## Work to be completed
Copy the listing below word for word, keeping every line, but omit the image from your reproduction.

## start

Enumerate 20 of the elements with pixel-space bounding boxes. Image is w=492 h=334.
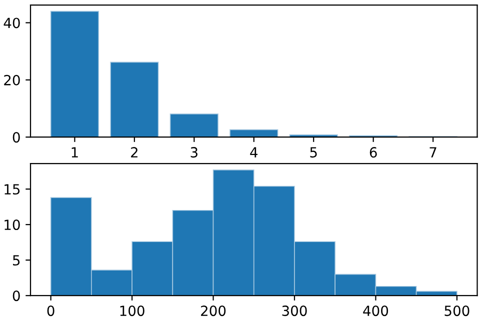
x-tick-label: 6 [370,147,377,158]
x-tick-label: 300 [282,306,307,316]
x-tick-label: 3 [190,147,198,158]
y-tick-label: 5 [13,255,20,266]
y-tick-label: 15 [4,184,20,195]
x-tick-label: 500 [444,306,470,316]
x-tick-label: 1 [72,147,78,158]
x-tick-label: 400 [363,306,388,316]
x-tick-label: 200 [201,306,226,316]
x-tick-label: 4 [250,147,258,158]
y-tick-label: 0 [12,290,20,302]
y-tick-label: 0 [12,132,20,143]
x-tick-label: 5 [310,147,317,158]
y-tick-label: 10 [4,220,20,230]
x-tick-label: 2 [131,147,138,158]
y-tick-label: 40 [4,18,20,28]
x-tick-label: 7 [430,147,436,158]
y-tick-label: 20 [4,74,20,86]
x-tick-label: 0 [47,306,54,316]
x-tick-label: 100 [120,306,144,316]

## end

## Full response
Enumerate 20 of the elements with pixel-space bounding boxes. Image is w=492 h=334.
x-tick-label: 6 [370,147,377,158]
x-tick-label: 300 [282,306,307,316]
x-tick-label: 3 [190,147,198,158]
y-tick-label: 5 [13,255,20,266]
y-tick-label: 15 [4,184,20,195]
x-tick-label: 500 [444,306,470,316]
x-tick-label: 1 [72,147,78,158]
x-tick-label: 400 [363,306,388,316]
x-tick-label: 200 [201,306,226,316]
x-tick-label: 4 [250,147,258,158]
y-tick-label: 0 [12,290,20,302]
y-tick-label: 0 [12,132,20,143]
x-tick-label: 5 [310,147,317,158]
y-tick-label: 10 [4,220,20,230]
x-tick-label: 2 [131,147,138,158]
y-tick-label: 40 [4,18,20,28]
x-tick-label: 7 [430,147,436,158]
y-tick-label: 20 [4,74,20,86]
x-tick-label: 0 [47,306,54,316]
x-tick-label: 100 [120,306,144,316]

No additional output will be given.